Stored data entries:
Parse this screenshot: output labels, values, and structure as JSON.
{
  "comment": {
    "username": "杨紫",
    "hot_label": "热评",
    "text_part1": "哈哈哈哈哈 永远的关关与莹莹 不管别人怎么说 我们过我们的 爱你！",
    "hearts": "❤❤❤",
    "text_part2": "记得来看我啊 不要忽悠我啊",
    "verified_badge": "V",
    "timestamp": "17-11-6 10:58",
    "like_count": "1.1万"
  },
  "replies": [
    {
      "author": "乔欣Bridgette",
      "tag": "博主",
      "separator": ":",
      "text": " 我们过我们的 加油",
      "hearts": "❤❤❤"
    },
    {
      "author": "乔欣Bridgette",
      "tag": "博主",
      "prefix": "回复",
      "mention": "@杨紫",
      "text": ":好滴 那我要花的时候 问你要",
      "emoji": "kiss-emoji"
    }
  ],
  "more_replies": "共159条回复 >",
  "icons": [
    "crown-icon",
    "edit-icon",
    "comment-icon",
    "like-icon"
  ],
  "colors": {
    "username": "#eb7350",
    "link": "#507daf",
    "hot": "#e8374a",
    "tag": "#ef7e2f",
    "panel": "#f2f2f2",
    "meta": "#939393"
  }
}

• DIRECTION: Transcribe the whole listing with nothing added or left out.

• RESULT BELOW:
Parse this screenshot: output labels, values, and structure as JSON.
{
  "comment": {
    "username": "杨紫",
    "hot_label": "热评",
    "text_part1": "哈哈哈哈哈 永远的关关与莹莹 不管别人怎么说 我们过我们的 爱你！",
    "hearts": "❤❤❤",
    "text_part2": "记得来看我啊 不要忽悠我啊",
    "verified_badge": "V",
    "timestamp": "17-11-6 10:58",
    "like_count": "1.1万"
  },
  "replies": [
    {
      "author": "乔欣Bridgette",
      "tag": "博主",
      "separator": ":",
      "text": " 我们过我们的 加油",
      "hearts": "❤❤❤"
    },
    {
      "author": "乔欣Bridgette",
      "tag": "博主",
      "prefix": "回复",
      "mention": "@杨紫",
      "text": ":好滴 那我要花的时候 问你要",
      "emoji": "kiss-emoji"
    }
  ],
  "more_replies": "共159条回复 >",
  "icons": [
    "crown-icon",
    "edit-icon",
    "comment-icon",
    "like-icon"
  ],
  "colors": {
    "username": "#eb7350",
    "link": "#507daf",
    "hot": "#e8374a",
    "tag": "#ef7e2f",
    "panel": "#f2f2f2",
    "meta": "#939393"
  }
}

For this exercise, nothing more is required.